INPUT MATERIAL:
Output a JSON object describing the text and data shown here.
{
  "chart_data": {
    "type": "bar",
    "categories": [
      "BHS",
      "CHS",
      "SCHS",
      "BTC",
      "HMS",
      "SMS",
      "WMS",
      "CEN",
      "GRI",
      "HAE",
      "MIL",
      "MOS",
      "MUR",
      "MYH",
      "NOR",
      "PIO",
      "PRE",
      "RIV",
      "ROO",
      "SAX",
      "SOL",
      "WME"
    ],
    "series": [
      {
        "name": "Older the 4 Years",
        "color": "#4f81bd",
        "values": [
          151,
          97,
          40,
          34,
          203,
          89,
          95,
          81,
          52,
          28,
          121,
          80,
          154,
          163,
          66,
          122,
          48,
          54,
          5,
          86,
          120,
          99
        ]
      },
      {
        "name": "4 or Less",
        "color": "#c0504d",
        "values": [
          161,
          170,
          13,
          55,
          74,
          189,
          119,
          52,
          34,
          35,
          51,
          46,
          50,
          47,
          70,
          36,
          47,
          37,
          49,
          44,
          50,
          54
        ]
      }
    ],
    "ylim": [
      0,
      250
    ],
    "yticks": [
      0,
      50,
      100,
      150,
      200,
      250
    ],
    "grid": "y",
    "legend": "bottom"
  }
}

SHORT PROBLEM: Extract the whole listing, character for character.

TASK SOLUTION:
Output a JSON object describing the text and data shown here.
{
  "chart_data": {
    "type": "bar",
    "categories": [
      "BHS",
      "CHS",
      "SCHS",
      "BTC",
      "HMS",
      "SMS",
      "WMS",
      "CEN",
      "GRI",
      "HAE",
      "MIL",
      "MOS",
      "MUR",
      "MYH",
      "NOR",
      "PIO",
      "PRE",
      "RIV",
      "ROO",
      "SAX",
      "SOL",
      "WME"
    ],
    "series": [
      {
        "name": "Older the 4 Years",
        "color": "#4f81bd",
        "values": [
          151,
          97,
          40,
          34,
          203,
          89,
          95,
          81,
          52,
          28,
          121,
          80,
          154,
          163,
          66,
          122,
          48,
          54,
          5,
          86,
          120,
          99
        ]
      },
      {
        "name": "4 or Less",
        "color": "#c0504d",
        "values": [
          161,
          170,
          13,
          55,
          74,
          189,
          119,
          52,
          34,
          35,
          51,
          46,
          50,
          47,
          70,
          36,
          47,
          37,
          49,
          44,
          50,
          54
        ]
      }
    ],
    "ylim": [
      0,
      250
    ],
    "yticks": [
      0,
      50,
      100,
      150,
      200,
      250
    ],
    "grid": "y",
    "legend": "bottom"
  }
}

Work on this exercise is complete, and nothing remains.